§ **What is expected**
Locate the word "number" in the entries below, then gather every line that holds it.
..............................
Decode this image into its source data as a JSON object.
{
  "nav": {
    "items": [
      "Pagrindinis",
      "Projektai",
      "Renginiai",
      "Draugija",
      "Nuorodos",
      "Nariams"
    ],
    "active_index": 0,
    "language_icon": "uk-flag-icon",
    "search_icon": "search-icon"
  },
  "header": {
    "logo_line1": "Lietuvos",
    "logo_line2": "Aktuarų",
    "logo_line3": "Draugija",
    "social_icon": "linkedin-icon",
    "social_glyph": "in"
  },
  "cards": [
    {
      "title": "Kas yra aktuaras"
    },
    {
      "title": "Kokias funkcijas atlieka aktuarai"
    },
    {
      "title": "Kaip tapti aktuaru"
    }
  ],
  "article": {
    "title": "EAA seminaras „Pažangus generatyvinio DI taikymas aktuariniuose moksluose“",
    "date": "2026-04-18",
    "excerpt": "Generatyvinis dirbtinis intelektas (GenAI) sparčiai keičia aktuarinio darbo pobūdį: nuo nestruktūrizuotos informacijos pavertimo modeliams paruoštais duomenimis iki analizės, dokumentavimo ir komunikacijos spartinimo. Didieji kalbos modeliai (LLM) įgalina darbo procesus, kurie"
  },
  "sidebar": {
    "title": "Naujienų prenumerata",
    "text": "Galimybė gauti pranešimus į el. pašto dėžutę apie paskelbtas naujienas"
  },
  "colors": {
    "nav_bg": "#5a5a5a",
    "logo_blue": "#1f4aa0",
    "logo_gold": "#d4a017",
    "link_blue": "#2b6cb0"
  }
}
..............................
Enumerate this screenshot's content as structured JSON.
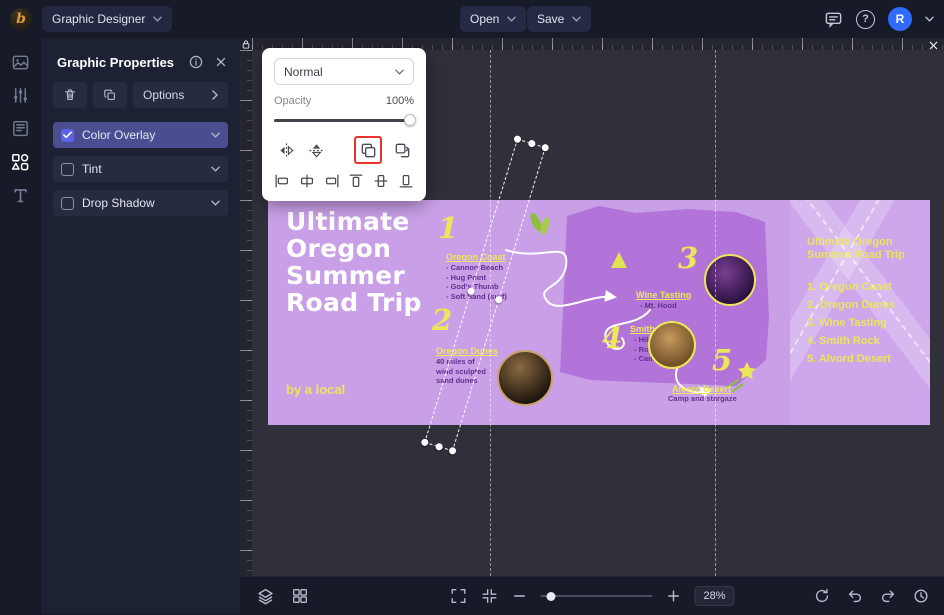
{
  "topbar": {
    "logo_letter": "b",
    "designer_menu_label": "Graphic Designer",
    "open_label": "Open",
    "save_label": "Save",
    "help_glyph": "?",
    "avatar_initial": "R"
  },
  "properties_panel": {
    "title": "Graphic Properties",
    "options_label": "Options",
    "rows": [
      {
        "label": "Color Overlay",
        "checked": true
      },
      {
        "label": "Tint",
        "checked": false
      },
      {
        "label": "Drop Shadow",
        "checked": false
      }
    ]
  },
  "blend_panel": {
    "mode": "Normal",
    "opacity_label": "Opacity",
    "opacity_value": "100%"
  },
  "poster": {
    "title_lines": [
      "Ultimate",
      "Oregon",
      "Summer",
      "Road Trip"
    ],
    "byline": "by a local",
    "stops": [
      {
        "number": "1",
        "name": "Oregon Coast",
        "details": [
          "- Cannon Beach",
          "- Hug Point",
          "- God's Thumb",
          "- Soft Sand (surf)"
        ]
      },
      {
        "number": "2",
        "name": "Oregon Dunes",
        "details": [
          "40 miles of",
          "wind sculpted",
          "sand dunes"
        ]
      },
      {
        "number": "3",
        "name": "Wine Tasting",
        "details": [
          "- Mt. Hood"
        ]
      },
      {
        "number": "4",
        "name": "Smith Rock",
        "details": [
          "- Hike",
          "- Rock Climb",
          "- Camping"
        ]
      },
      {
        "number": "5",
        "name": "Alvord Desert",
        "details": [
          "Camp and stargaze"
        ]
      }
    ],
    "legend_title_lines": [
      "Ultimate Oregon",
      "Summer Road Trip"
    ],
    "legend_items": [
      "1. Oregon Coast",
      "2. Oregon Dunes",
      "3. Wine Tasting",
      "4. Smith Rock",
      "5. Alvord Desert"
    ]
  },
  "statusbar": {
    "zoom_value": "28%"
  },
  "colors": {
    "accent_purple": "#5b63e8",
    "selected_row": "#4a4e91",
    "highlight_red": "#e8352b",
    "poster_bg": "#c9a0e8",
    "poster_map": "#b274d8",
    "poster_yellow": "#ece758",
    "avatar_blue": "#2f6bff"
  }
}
..............................
§ **Problem solution**
        "number": "1",
        "number": "2",
        "number": "3",
        "number": "4",
        "number": "5",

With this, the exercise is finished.